DATA FOR THE TASK —
┌──
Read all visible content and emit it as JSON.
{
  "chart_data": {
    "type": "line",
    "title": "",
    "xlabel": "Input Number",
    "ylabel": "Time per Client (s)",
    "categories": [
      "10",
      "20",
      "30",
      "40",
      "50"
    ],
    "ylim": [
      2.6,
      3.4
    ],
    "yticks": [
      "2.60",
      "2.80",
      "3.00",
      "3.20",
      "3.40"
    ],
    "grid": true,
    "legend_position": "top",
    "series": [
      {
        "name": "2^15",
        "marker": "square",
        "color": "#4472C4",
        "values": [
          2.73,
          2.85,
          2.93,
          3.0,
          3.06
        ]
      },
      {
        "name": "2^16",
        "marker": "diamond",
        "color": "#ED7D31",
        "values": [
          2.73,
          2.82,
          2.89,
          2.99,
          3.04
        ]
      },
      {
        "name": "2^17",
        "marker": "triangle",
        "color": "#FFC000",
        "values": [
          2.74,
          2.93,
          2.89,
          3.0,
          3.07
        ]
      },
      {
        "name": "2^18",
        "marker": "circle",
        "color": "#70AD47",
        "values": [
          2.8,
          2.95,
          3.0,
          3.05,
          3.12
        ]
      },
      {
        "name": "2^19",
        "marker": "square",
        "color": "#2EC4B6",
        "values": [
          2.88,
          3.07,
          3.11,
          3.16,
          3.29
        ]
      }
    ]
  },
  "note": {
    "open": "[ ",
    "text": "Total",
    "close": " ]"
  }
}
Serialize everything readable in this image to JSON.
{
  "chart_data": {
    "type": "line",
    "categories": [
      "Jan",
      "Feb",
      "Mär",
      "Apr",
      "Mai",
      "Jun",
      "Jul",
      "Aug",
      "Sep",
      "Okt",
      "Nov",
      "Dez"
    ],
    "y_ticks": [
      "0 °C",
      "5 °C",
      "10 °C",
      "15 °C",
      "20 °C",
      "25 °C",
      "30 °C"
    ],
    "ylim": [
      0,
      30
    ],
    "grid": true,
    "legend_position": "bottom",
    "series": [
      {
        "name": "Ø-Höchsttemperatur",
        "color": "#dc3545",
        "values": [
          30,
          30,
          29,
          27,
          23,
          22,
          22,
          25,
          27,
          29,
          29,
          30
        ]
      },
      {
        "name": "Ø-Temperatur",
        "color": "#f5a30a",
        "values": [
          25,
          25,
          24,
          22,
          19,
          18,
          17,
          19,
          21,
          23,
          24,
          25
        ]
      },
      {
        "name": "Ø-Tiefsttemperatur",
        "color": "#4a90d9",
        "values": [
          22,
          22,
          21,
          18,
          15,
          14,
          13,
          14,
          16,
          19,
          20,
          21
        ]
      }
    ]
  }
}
└──
WHAT IS ASKED —
Above are the entries; count how many of their lines contain the word "JSON" and give only that number.

RESPONSE —
2